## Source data
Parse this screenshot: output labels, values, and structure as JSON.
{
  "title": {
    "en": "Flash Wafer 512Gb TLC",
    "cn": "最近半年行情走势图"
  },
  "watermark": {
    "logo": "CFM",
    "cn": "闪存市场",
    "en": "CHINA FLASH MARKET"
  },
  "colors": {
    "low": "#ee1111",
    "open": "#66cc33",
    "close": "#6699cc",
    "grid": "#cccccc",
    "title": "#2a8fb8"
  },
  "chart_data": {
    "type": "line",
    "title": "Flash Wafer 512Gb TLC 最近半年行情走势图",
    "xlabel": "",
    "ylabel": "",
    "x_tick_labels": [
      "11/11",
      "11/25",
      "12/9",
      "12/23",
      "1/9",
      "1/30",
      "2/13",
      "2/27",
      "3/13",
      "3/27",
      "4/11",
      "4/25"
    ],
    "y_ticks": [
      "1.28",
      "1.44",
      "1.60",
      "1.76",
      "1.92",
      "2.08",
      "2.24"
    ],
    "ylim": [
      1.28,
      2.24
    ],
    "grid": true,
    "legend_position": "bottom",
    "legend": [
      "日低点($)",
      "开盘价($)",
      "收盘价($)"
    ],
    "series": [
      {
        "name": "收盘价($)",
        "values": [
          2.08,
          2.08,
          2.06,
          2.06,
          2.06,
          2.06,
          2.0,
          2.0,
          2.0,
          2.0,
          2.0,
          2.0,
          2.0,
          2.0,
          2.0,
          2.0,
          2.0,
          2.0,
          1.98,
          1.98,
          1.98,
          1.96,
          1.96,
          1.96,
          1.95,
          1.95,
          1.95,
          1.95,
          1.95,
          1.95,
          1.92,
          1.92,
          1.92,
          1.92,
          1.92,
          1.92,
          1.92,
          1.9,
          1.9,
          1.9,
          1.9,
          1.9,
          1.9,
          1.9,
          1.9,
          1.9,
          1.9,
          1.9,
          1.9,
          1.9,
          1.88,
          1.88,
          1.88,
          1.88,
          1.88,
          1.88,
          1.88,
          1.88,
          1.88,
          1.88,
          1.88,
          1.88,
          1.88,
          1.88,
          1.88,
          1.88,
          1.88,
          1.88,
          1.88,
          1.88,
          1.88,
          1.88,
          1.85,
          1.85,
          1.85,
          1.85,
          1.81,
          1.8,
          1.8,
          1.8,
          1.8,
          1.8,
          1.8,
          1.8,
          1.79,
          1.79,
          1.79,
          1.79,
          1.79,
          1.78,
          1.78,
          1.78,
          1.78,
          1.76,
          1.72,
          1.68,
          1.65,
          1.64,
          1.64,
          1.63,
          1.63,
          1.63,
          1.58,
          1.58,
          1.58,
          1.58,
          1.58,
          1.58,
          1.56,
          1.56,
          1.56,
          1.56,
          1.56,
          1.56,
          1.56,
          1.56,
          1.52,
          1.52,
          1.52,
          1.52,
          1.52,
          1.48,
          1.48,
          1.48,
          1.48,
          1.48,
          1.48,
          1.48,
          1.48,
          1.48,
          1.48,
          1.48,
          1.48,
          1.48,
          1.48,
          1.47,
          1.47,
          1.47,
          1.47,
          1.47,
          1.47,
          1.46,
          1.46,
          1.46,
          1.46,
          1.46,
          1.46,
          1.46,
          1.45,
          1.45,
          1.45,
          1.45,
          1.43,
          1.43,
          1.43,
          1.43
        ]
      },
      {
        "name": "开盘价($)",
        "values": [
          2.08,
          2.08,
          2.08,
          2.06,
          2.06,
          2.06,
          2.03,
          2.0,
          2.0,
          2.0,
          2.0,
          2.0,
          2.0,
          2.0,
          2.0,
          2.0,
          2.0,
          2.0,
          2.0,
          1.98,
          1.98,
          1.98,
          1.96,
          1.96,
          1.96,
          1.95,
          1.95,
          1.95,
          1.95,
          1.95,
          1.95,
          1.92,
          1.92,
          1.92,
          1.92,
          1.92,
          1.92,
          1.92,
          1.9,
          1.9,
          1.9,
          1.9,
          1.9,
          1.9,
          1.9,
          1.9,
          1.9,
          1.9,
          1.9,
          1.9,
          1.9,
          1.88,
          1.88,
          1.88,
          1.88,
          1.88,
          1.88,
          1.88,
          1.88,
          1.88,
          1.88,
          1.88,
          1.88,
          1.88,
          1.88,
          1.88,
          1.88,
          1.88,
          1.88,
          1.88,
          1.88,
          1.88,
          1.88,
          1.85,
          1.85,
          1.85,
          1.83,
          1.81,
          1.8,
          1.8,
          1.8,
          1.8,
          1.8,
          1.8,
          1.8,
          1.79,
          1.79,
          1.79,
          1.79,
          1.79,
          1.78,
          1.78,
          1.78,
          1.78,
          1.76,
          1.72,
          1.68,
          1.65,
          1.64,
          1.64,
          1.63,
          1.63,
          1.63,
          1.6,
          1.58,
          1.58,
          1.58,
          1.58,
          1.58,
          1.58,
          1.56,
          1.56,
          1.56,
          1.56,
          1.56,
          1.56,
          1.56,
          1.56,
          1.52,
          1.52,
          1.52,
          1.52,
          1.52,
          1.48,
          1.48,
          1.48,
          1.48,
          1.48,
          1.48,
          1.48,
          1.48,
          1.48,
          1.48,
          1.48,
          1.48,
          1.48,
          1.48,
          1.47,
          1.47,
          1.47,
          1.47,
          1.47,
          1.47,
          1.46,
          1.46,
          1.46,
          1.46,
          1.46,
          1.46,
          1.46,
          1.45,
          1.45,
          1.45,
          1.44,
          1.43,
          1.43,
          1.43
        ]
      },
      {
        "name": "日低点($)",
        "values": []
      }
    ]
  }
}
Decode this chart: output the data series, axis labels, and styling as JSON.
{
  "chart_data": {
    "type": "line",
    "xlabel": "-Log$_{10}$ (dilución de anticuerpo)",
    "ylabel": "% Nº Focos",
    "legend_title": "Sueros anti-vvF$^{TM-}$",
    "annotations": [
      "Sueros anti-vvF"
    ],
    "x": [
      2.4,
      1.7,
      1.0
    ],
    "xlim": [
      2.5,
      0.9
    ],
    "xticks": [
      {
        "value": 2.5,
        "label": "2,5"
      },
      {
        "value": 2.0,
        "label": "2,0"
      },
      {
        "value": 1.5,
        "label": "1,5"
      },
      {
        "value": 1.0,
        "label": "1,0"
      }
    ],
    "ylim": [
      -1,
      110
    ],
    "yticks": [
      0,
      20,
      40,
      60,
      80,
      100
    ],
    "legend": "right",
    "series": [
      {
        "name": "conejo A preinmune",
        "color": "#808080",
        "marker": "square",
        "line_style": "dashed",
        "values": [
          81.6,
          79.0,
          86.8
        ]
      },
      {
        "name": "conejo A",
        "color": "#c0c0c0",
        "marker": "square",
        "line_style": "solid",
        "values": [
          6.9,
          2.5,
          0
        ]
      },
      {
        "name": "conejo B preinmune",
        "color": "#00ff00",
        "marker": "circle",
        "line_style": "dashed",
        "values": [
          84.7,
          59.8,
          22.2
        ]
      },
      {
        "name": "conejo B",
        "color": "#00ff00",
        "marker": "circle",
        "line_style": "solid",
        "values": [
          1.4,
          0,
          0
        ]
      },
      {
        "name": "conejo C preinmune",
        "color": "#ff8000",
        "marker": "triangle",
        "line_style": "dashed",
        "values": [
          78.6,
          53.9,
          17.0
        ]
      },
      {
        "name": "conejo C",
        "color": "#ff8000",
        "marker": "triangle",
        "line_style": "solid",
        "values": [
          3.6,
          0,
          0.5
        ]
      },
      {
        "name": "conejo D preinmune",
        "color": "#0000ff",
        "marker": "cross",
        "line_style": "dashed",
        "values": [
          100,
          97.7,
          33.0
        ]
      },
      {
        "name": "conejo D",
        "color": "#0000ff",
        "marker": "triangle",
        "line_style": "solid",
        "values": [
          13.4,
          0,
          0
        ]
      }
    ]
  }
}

## What you should do
Which lines hold the word "Wafer"? Copy every one of them.

## Response
    "en": "Flash Wafer 512Gb TLC",
    "title": "Flash Wafer 512Gb TLC 最近半年行情走势图",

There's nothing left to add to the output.